--- start of MATERIAL SUPPLIED ---
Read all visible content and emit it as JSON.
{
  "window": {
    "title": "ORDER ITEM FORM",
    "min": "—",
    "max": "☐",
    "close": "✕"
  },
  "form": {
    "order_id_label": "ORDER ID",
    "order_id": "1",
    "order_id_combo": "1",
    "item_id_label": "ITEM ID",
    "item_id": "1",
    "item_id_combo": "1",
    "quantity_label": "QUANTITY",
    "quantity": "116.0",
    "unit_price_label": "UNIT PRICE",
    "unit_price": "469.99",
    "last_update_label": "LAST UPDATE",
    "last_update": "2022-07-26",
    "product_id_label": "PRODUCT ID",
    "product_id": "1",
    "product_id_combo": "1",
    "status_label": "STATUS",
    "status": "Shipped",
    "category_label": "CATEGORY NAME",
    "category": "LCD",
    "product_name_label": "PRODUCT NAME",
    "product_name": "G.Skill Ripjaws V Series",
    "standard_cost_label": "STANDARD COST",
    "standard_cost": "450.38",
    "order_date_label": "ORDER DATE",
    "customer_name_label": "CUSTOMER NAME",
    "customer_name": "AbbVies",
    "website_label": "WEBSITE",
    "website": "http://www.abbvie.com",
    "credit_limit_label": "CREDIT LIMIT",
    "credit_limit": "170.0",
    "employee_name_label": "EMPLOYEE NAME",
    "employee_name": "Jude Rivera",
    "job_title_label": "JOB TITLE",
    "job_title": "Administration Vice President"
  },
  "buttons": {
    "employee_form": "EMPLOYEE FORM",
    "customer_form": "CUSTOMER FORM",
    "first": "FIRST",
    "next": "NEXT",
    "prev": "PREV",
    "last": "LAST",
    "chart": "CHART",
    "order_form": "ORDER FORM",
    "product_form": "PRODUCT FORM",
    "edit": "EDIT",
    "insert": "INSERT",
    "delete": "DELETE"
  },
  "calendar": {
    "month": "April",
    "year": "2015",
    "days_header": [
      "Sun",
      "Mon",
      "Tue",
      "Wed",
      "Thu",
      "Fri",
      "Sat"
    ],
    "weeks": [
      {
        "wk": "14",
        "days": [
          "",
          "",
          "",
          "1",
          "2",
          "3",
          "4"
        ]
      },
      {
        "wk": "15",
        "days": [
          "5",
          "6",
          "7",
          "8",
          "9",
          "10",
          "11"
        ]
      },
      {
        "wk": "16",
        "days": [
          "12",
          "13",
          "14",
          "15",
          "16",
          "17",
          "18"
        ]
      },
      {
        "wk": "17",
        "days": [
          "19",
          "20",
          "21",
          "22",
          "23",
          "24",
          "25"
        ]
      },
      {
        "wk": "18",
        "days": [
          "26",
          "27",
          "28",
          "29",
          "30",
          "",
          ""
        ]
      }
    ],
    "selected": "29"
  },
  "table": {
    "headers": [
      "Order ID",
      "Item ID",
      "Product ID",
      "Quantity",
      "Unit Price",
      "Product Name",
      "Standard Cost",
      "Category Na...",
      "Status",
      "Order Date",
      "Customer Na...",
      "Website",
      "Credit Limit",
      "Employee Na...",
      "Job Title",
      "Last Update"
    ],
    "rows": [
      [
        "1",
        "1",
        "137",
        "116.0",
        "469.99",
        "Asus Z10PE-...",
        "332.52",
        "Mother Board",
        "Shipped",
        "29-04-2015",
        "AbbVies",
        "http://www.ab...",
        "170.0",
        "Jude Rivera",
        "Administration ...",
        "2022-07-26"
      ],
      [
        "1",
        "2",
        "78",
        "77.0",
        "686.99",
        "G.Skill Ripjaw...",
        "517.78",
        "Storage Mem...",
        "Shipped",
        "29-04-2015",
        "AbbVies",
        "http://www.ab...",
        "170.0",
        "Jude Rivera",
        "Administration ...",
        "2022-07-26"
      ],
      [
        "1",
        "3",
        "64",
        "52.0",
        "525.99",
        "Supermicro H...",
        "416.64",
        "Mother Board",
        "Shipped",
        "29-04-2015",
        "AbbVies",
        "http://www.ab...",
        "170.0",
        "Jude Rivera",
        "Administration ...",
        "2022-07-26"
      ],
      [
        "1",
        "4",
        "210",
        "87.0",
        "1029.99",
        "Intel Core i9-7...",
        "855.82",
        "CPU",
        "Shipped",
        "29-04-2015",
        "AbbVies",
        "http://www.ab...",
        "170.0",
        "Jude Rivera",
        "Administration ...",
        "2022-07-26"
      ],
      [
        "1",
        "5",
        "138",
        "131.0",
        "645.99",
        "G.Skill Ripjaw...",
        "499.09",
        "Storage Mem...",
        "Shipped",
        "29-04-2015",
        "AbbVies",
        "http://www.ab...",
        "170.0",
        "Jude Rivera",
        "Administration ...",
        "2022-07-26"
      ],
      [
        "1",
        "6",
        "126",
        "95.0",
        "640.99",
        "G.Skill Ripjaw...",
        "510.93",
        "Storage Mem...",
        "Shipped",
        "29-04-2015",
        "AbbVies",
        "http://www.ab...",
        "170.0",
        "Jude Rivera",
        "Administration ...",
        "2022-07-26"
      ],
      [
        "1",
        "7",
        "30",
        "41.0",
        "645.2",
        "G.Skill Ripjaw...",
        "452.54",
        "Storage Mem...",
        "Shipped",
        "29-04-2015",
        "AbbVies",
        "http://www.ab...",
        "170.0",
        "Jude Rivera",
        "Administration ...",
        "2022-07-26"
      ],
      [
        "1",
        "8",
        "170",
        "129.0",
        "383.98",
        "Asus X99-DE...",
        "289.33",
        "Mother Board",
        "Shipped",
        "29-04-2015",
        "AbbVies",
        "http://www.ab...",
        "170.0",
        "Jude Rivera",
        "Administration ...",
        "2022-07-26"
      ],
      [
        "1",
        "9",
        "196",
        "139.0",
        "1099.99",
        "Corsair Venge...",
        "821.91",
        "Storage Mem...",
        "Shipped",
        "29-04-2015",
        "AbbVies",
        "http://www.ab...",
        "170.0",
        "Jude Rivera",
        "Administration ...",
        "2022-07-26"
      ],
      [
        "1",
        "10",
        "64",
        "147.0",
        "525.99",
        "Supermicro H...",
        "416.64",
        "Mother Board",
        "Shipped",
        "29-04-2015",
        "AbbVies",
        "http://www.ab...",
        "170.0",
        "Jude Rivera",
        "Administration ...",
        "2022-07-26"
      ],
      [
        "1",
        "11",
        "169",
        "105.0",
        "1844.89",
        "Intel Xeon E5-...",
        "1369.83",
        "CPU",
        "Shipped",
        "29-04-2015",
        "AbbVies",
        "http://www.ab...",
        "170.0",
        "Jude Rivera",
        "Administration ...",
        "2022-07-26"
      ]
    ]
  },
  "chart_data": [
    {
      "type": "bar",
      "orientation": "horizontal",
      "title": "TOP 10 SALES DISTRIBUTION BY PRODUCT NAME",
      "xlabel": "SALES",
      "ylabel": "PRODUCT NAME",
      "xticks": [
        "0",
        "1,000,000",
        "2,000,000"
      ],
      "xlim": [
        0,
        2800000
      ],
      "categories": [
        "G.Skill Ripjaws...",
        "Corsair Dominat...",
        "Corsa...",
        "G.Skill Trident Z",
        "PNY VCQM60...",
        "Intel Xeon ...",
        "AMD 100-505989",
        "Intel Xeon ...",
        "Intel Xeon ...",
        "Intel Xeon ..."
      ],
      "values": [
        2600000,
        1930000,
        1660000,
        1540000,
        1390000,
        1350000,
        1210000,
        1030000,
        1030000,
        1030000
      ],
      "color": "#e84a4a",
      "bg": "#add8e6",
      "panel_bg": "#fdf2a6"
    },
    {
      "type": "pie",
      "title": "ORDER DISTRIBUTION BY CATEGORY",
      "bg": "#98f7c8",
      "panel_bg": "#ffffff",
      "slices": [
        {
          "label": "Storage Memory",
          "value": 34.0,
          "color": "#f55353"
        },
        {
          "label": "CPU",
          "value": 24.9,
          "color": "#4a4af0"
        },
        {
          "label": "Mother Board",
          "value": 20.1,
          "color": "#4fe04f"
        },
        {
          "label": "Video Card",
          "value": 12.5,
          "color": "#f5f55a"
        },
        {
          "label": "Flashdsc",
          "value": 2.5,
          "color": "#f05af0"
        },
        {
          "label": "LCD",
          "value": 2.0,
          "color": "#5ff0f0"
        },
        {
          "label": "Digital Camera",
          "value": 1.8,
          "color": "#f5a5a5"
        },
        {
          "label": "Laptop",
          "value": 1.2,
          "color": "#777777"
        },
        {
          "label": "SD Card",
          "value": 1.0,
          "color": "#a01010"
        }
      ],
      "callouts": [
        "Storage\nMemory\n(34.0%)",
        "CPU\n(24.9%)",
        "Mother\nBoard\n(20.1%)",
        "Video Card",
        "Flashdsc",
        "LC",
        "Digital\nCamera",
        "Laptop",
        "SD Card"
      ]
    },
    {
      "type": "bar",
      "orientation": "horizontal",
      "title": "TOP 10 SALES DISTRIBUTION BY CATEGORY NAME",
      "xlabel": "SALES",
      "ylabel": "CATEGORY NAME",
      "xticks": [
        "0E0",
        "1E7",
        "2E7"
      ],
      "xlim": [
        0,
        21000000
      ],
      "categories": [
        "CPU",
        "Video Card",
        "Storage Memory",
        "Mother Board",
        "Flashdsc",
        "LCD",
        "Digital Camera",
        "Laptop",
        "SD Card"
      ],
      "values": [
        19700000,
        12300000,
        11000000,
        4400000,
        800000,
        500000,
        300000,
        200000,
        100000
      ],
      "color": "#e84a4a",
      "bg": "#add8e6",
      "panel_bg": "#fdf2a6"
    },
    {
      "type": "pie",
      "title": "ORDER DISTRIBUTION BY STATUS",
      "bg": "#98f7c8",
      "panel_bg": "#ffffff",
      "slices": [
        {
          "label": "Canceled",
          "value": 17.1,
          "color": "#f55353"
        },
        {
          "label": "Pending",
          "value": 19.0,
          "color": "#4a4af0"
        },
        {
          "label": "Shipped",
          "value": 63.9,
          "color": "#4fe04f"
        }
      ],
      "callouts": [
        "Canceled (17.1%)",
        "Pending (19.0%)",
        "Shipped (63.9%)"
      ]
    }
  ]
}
--- end of MATERIAL SUPPLIED ---
GIVEN EXERCISE:
Pull out all lines from the entries above in which the word "ylabel" appears.

FINAL RESULT:
      "ylabel": "PRODUCT NAME",
      "ylabel": "CATEGORY NAME",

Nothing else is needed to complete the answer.